## start
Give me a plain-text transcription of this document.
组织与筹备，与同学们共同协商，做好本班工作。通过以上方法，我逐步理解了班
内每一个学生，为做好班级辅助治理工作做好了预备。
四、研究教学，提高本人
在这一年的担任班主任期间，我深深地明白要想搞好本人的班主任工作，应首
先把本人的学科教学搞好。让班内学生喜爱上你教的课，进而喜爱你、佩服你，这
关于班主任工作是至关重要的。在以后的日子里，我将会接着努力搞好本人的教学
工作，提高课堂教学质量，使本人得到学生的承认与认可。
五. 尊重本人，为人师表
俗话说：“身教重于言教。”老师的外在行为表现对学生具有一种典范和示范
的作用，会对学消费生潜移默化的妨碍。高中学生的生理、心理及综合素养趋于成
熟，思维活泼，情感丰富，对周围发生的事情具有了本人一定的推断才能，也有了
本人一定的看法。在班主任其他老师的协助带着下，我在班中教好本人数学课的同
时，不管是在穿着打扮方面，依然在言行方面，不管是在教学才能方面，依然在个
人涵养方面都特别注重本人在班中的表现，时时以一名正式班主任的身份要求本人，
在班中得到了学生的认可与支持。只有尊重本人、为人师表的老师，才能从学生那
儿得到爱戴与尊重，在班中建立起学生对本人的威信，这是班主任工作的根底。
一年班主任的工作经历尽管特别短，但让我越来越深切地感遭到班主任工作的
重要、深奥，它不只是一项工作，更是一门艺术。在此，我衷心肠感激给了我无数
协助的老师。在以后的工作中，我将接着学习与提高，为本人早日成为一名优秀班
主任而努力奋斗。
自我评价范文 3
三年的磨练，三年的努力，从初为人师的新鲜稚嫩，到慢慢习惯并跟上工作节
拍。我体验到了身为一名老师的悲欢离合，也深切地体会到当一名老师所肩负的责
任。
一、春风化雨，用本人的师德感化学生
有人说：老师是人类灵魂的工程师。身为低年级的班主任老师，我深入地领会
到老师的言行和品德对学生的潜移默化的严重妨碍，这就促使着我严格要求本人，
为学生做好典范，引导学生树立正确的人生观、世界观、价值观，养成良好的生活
## end
TASK TO CARRY OUT:
Repeat the material above exactly.

WRITTEN REPLY:
Give me a plain-text transcription of this document.
组织与筹备，与同学们共同协商，做好本班工作。通过以上方法，我逐步理解了班
内每一个学生，为做好班级辅助治理工作做好了预备。
四、研究教学，提高本人
在这一年的担任班主任期间，我深深地明白要想搞好本人的班主任工作，应首
先把本人的学科教学搞好。让班内学生喜爱上你教的课，进而喜爱你、佩服你，这
关于班主任工作是至关重要的。在以后的日子里，我将会接着努力搞好本人的教学
工作，提高课堂教学质量，使本人得到学生的承认与认可。
五. 尊重本人，为人师表
俗话说：“身教重于言教。”老师的外在行为表现对学生具有一种典范和示范
的作用，会对学消费生潜移默化的妨碍。高中学生的生理、心理及综合素养趋于成
熟，思维活泼，情感丰富，对周围发生的事情具有了本人一定的推断才能，也有了
本人一定的看法。在班主任其他老师的协助带着下，我在班中教好本人数学课的同
时，不管是在穿着打扮方面，依然在言行方面，不管是在教学才能方面，依然在个
人涵养方面都特别注重本人在班中的表现，时时以一名正式班主任的身份要求本人，
在班中得到了学生的认可与支持。只有尊重本人、为人师表的老师，才能从学生那
儿得到爱戴与尊重，在班中建立起学生对本人的威信，这是班主任工作的根底。
一年班主任的工作经历尽管特别短，但让我越来越深切地感遭到班主任工作的
重要、深奥，它不只是一项工作，更是一门艺术。在此，我衷心肠感激给了我无数
协助的老师。在以后的工作中，我将接着学习与提高，为本人早日成为一名优秀班
主任而努力奋斗。
自我评价范文 3
三年的磨练，三年的努力，从初为人师的新鲜稚嫩，到慢慢习惯并跟上工作节
拍。我体验到了身为一名老师的悲欢离合，也深切地体会到当一名老师所肩负的责
任。
一、春风化雨，用本人的师德感化学生
有人说：老师是人类灵魂的工程师。身为低年级的班主任老师，我深入地领会
到老师的言行和品德对学生的潜移默化的严重妨碍，这就促使着我严格要求本人，
为学生做好典范，引导学生树立正确的人生观、世界观、价值观，养成良好的生活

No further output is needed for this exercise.